SOURCE MATERIAL —
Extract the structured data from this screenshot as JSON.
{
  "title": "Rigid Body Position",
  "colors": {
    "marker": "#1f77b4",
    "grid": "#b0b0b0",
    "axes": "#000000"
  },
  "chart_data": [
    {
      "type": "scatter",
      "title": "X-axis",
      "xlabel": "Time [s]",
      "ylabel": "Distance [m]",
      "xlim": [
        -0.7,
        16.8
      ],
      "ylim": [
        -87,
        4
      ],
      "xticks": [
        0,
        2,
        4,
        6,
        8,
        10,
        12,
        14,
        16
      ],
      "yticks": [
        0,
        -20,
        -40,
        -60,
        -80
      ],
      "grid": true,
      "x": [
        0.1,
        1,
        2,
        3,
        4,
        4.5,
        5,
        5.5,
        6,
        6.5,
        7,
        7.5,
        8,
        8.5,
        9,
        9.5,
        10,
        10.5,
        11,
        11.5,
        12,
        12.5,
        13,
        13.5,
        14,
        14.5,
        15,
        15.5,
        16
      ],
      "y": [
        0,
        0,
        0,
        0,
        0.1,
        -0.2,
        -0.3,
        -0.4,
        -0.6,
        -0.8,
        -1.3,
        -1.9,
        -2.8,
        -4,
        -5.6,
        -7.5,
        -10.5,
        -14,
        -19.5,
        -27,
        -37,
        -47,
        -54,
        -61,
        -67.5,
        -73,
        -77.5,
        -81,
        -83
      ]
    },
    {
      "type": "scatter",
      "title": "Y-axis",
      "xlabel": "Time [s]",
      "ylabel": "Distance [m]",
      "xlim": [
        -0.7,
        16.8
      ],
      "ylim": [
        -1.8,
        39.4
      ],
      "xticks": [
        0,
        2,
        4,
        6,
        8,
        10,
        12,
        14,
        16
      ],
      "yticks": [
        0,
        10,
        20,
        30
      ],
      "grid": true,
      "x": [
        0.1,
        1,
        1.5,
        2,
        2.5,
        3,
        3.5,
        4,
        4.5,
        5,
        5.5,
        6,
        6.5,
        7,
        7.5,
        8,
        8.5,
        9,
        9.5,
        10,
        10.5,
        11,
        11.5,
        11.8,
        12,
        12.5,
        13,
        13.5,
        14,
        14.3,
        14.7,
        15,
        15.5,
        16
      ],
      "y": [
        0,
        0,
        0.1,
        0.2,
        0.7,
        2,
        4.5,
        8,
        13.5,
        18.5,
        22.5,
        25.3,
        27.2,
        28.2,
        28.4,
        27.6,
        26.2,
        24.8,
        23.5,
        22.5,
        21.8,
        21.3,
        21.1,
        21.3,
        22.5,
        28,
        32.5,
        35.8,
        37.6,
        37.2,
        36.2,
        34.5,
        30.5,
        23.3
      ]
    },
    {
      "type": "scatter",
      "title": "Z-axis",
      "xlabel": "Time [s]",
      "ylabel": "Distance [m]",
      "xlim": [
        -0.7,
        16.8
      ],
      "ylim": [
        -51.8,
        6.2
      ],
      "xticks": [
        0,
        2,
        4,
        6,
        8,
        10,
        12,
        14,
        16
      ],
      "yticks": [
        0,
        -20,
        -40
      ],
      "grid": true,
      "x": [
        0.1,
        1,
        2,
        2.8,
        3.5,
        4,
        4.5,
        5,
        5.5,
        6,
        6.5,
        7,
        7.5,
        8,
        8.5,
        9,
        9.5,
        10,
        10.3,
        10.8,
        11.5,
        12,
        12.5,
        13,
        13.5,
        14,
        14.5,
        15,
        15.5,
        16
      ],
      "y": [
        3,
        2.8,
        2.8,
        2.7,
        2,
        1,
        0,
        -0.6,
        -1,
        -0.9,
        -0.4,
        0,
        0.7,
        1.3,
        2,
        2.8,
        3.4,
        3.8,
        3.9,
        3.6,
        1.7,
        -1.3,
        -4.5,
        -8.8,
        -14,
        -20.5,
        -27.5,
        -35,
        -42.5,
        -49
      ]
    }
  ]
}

EXERCISE —
Examine the records and pull out every line where the string "axis" occurs.

EXERCISE RESULT —
      "title": "X-axis",
      "title": "Y-axis",
      "title": "Z-axis",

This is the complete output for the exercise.